* _What is expected_: Report how many lines contain the word "data"; answer with the number only.

* _Information shown_:

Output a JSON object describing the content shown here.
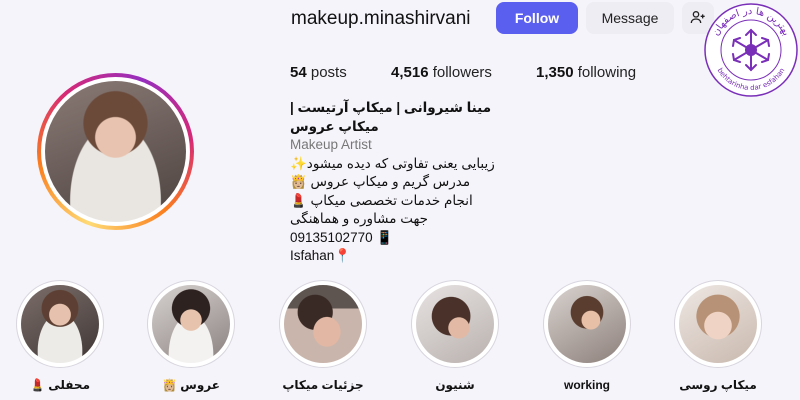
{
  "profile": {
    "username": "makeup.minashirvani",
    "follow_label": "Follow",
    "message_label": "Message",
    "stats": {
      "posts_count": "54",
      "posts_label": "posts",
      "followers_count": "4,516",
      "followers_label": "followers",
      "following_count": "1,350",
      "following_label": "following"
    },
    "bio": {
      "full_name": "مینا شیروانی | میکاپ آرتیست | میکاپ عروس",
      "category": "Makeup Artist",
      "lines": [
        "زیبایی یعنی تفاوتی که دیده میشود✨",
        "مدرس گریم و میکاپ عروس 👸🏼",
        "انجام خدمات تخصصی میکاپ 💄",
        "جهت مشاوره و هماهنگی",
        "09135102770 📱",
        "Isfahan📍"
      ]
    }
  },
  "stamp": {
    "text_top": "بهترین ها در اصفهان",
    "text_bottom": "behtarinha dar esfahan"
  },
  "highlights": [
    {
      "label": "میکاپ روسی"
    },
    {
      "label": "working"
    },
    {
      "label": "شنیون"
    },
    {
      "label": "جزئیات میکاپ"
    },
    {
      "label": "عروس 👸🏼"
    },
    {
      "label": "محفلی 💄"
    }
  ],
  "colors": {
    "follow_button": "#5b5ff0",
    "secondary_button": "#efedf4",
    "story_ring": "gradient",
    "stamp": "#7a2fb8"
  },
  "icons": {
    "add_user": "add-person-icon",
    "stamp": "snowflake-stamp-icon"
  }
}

--

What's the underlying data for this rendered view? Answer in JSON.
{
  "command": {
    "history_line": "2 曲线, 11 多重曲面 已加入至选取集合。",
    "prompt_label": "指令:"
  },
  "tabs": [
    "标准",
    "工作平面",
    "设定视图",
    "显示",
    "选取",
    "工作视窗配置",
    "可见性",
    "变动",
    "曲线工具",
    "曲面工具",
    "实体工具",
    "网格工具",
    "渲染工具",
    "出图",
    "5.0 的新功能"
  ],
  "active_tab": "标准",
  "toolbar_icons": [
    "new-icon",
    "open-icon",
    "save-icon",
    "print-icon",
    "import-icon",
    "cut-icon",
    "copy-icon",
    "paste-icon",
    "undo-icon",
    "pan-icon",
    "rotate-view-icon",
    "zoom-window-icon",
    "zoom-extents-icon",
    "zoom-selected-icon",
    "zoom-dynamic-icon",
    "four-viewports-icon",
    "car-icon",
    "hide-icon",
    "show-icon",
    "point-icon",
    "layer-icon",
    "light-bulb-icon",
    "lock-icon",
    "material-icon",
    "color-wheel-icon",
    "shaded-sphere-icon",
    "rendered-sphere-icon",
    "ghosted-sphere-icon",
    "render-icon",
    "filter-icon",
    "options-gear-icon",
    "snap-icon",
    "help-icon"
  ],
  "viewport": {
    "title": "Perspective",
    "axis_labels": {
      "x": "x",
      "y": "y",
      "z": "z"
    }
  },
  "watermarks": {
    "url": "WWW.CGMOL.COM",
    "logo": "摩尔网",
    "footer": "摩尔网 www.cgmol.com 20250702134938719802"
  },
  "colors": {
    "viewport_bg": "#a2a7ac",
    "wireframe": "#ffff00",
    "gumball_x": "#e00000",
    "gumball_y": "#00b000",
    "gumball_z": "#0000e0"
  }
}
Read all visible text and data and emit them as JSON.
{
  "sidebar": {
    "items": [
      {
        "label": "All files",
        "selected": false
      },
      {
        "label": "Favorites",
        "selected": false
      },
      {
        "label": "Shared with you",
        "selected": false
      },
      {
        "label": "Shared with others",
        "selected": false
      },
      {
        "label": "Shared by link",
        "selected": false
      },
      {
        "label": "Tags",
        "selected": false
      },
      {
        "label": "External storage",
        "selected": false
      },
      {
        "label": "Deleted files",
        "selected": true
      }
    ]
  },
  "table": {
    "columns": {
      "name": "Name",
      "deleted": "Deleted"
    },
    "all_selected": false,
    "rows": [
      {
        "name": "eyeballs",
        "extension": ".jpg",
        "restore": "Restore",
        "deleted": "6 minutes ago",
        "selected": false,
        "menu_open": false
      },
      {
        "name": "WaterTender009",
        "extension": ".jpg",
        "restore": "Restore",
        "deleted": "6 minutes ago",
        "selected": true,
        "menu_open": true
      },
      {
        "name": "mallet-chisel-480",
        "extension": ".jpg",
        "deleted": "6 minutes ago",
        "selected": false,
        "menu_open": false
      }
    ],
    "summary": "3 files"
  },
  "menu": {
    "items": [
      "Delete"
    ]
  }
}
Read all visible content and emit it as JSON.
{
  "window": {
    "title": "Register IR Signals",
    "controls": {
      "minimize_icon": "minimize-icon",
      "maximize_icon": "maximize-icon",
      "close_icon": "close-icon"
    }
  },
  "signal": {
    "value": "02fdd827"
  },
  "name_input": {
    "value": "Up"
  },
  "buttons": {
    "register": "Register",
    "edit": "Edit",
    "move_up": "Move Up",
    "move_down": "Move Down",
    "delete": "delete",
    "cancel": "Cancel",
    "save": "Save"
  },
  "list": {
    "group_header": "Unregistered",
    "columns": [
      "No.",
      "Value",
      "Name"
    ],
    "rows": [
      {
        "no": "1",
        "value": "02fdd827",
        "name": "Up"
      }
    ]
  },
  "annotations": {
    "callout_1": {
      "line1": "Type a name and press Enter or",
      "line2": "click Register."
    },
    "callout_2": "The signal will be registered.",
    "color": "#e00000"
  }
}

* _Exercise answer_: 2